• PROBLEM TO SOLVE
Write out every record below exactly as it appears.

[Figure record listings]
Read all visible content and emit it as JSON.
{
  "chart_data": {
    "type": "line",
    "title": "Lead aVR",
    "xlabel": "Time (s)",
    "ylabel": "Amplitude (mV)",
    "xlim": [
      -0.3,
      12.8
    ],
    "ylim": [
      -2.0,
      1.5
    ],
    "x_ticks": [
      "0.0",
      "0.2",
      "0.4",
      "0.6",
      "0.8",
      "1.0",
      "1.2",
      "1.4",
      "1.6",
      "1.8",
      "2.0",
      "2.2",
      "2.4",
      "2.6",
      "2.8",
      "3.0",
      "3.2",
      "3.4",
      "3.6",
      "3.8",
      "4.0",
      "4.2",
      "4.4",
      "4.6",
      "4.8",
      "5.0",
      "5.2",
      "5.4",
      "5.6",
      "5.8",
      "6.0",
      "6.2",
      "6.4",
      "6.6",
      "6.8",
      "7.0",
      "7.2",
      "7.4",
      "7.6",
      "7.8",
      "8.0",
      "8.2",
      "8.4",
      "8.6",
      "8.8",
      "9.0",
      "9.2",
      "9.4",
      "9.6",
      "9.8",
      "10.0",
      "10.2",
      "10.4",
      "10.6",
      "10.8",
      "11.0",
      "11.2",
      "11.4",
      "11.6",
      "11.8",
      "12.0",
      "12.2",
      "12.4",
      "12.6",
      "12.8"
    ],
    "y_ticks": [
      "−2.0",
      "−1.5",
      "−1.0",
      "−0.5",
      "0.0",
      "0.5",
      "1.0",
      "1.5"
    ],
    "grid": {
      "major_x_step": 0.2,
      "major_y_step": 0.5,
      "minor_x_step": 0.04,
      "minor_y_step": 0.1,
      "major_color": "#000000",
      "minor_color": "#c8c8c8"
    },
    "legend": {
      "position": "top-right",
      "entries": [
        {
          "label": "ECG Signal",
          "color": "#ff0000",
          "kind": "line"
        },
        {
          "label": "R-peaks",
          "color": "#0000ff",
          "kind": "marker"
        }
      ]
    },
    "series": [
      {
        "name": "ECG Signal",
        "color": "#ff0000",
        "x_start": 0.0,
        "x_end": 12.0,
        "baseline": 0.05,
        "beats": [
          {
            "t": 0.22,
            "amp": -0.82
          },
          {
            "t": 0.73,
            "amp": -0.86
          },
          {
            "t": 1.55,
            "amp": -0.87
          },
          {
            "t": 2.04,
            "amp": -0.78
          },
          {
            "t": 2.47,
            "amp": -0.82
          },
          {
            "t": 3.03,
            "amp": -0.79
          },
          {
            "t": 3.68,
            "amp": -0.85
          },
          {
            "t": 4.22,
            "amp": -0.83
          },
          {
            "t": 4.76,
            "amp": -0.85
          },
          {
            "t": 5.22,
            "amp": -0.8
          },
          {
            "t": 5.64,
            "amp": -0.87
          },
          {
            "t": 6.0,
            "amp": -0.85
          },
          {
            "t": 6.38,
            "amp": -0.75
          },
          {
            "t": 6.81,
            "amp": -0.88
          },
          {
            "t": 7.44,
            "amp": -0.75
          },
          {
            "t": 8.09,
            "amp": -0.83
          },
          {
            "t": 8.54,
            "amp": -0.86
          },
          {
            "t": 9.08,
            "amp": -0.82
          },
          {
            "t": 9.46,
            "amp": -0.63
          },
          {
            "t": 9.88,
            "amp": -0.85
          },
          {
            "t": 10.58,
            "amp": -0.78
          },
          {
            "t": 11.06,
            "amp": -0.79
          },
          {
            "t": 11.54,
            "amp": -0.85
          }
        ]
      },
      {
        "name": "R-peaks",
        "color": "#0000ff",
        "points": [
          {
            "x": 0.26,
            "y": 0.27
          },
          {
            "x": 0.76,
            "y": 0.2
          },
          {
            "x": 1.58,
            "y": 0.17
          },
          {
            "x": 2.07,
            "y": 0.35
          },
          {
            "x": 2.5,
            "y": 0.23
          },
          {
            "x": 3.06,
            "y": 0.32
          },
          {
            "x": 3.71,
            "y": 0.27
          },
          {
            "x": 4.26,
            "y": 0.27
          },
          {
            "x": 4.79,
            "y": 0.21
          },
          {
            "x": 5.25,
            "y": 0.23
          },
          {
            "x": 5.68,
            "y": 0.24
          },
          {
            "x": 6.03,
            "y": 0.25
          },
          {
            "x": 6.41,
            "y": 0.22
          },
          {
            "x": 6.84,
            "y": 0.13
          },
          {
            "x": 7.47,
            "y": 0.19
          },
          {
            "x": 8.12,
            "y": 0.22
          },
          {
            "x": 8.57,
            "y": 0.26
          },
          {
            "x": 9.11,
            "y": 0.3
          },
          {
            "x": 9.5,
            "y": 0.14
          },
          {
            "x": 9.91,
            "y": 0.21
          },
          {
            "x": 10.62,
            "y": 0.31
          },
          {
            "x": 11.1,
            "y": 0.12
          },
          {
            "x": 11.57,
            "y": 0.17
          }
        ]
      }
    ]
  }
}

• TASK SOLUTION
Read all visible content and emit it as JSON.
{
  "chart_data": {
    "type": "line",
    "title": "Lead aVR",
    "xlabel": "Time (s)",
    "ylabel": "Amplitude (mV)",
    "xlim": [
      -0.3,
      12.8
    ],
    "ylim": [
      -2.0,
      1.5
    ],
    "x_ticks": [
      "0.0",
      "0.2",
      "0.4",
      "0.6",
      "0.8",
      "1.0",
      "1.2",
      "1.4",
      "1.6",
      "1.8",
      "2.0",
      "2.2",
      "2.4",
      "2.6",
      "2.8",
      "3.0",
      "3.2",
      "3.4",
      "3.6",
      "3.8",
      "4.0",
      "4.2",
      "4.4",
      "4.6",
      "4.8",
      "5.0",
      "5.2",
      "5.4",
      "5.6",
      "5.8",
      "6.0",
      "6.2",
      "6.4",
      "6.6",
      "6.8",
      "7.0",
      "7.2",
      "7.4",
      "7.6",
      "7.8",
      "8.0",
      "8.2",
      "8.4",
      "8.6",
      "8.8",
      "9.0",
      "9.2",
      "9.4",
      "9.6",
      "9.8",
      "10.0",
      "10.2",
      "10.4",
      "10.6",
      "10.8",
      "11.0",
      "11.2",
      "11.4",
      "11.6",
      "11.8",
      "12.0",
      "12.2",
      "12.4",
      "12.6",
      "12.8"
    ],
    "y_ticks": [
      "−2.0",
      "−1.5",
      "−1.0",
      "−0.5",
      "0.0",
      "0.5",
      "1.0",
      "1.5"
    ],
    "grid": {
      "major_x_step": 0.2,
      "major_y_step": 0.5,
      "minor_x_step": 0.04,
      "minor_y_step": 0.1,
      "major_color": "#000000",
      "minor_color": "#c8c8c8"
    },
    "legend": {
      "position": "top-right",
      "entries": [
        {
          "label": "ECG Signal",
          "color": "#ff0000",
          "kind": "line"
        },
        {
          "label": "R-peaks",
          "color": "#0000ff",
          "kind": "marker"
        }
      ]
    },
    "series": [
      {
        "name": "ECG Signal",
        "color": "#ff0000",
        "x_start": 0.0,
        "x_end": 12.0,
        "baseline": 0.05,
        "beats": [
          {
            "t": 0.22,
            "amp": -0.82
          },
          {
            "t": 0.73,
            "amp": -0.86
          },
          {
            "t": 1.55,
            "amp": -0.87
          },
          {
            "t": 2.04,
            "amp": -0.78
          },
          {
            "t": 2.47,
            "amp": -0.82
          },
          {
            "t": 3.03,
            "amp": -0.79
          },
          {
            "t": 3.68,
            "amp": -0.85
          },
          {
            "t": 4.22,
            "amp": -0.83
          },
          {
            "t": 4.76,
            "amp": -0.85
          },
          {
            "t": 5.22,
            "amp": -0.8
          },
          {
            "t": 5.64,
            "amp": -0.87
          },
          {
            "t": 6.0,
            "amp": -0.85
          },
          {
            "t": 6.38,
            "amp": -0.75
          },
          {
            "t": 6.81,
            "amp": -0.88
          },
          {
            "t": 7.44,
            "amp": -0.75
          },
          {
            "t": 8.09,
            "amp": -0.83
          },
          {
            "t": 8.54,
            "amp": -0.86
          },
          {
            "t": 9.08,
            "amp": -0.82
          },
          {
            "t": 9.46,
            "amp": -0.63
          },
          {
            "t": 9.88,
            "amp": -0.85
          },
          {
            "t": 10.58,
            "amp": -0.78
          },
          {
            "t": 11.06,
            "amp": -0.79
          },
          {
            "t": 11.54,
            "amp": -0.85
          }
        ]
      },
      {
        "name": "R-peaks",
        "color": "#0000ff",
        "points": [
          {
            "x": 0.26,
            "y": 0.27
          },
          {
            "x": 0.76,
            "y": 0.2
          },
          {
            "x": 1.58,
            "y": 0.17
          },
          {
            "x": 2.07,
            "y": 0.35
          },
          {
            "x": 2.5,
            "y": 0.23
          },
          {
            "x": 3.06,
            "y": 0.32
          },
          {
            "x": 3.71,
            "y": 0.27
          },
          {
            "x": 4.26,
            "y": 0.27
          },
          {
            "x": 4.79,
            "y": 0.21
          },
          {
            "x": 5.25,
            "y": 0.23
          },
          {
            "x": 5.68,
            "y": 0.24
          },
          {
            "x": 6.03,
            "y": 0.25
          },
          {
            "x": 6.41,
            "y": 0.22
          },
          {
            "x": 6.84,
            "y": 0.13
          },
          {
            "x": 7.47,
            "y": 0.19
          },
          {
            "x": 8.12,
            "y": 0.22
          },
          {
            "x": 8.57,
            "y": 0.26
          },
          {
            "x": 9.11,
            "y": 0.3
          },
          {
            "x": 9.5,
            "y": 0.14
          },
          {
            "x": 9.91,
            "y": 0.21
          },
          {
            "x": 10.62,
            "y": 0.31
          },
          {
            "x": 11.1,
            "y": 0.12
          },
          {
            "x": 11.57,
            "y": 0.17
          }
        ]
      }
    ]
  }
}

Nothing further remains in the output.